Items from a data source
+ + + +

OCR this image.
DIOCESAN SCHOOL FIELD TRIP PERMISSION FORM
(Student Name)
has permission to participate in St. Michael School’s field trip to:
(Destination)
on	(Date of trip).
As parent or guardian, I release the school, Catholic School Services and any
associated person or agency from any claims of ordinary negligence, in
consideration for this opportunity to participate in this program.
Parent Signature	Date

+ + + +

Read through the entries and copy every line that includes "participate".

● **WORKED SOLUTION**
has permission to participate in St. Michael School’s field trip to:
consideration for this opportunity to participate in this program.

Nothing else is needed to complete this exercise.